Take down each entry exactly as written.

▶ _DATA PROVIDED_:
________
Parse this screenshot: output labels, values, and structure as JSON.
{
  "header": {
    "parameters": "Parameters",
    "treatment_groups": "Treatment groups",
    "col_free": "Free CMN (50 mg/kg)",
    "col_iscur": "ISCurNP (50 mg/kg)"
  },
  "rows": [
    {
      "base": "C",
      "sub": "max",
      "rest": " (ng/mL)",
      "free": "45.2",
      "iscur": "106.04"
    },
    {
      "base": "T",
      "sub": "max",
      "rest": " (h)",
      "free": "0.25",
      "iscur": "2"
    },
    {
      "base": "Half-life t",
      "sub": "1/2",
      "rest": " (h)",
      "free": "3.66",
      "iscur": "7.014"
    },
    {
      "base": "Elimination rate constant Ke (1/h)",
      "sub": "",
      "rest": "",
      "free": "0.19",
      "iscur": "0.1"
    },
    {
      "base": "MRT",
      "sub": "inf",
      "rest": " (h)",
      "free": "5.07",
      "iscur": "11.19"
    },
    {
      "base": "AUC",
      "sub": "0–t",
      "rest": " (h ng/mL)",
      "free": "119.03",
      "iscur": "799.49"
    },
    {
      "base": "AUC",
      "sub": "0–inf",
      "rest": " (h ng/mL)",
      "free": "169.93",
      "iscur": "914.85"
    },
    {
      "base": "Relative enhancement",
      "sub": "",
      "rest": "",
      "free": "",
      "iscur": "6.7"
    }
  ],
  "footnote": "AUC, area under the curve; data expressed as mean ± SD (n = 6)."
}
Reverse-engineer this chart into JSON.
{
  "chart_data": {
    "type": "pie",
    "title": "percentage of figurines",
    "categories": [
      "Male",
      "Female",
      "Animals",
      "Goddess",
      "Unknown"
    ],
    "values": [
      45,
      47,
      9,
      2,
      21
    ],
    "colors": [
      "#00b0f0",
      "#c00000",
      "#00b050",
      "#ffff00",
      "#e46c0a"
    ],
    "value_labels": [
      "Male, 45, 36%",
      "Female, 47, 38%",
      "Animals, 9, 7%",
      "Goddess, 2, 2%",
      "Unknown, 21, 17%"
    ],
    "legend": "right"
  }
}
________
▶ _RESULT OF THE EXERCISE_:
Parse this screenshot: output labels, values, and structure as JSON.
{
  "header": {
    "parameters": "Parameters",
    "treatment_groups": "Treatment groups",
    "col_free": "Free CMN (50 mg/kg)",
    "col_iscur": "ISCurNP (50 mg/kg)"
  },
  "rows": [
    {
      "base": "C",
      "sub": "max",
      "rest": " (ng/mL)",
      "free": "45.2",
      "iscur": "106.04"
    },
    {
      "base": "T",
      "sub": "max",
      "rest": " (h)",
      "free": "0.25",
      "iscur": "2"
    },
    {
      "base": "Half-life t",
      "sub": "1/2",
      "rest": " (h)",
      "free": "3.66",
      "iscur": "7.014"
    },
    {
      "base": "Elimination rate constant Ke (1/h)",
      "sub": "",
      "rest": "",
      "free": "0.19",
      "iscur": "0.1"
    },
    {
      "base": "MRT",
      "sub": "inf",
      "rest": " (h)",
      "free": "5.07",
      "iscur": "11.19"
    },
    {
      "base": "AUC",
      "sub": "0–t",
      "rest": " (h ng/mL)",
      "free": "119.03",
      "iscur": "799.49"
    },
    {
      "base": "AUC",
      "sub": "0–inf",
      "rest": " (h ng/mL)",
      "free": "169.93",
      "iscur": "914.85"
    },
    {
      "base": "Relative enhancement",
      "sub": "",
      "rest": "",
      "free": "",
      "iscur": "6.7"
    }
  ],
  "footnote": "AUC, area under the curve; data expressed as mean ± SD (n = 6)."
}
Reverse-engineer this chart into JSON.
{
  "chart_data": {
    "type": "pie",
    "title": "percentage of figurines",
    "categories": [
      "Male",
      "Female",
      "Animals",
      "Goddess",
      "Unknown"
    ],
    "values": [
      45,
      47,
      9,
      2,
      21
    ],
    "colors": [
      "#00b0f0",
      "#c00000",
      "#00b050",
      "#ffff00",
      "#e46c0a"
    ],
    "value_labels": [
      "Male, 45, 36%",
      "Female, 47, 38%",
      "Animals, 9, 7%",
      "Goddess, 2, 2%",
      "Unknown, 21, 17%"
    ],
    "legend": "right"
  }
}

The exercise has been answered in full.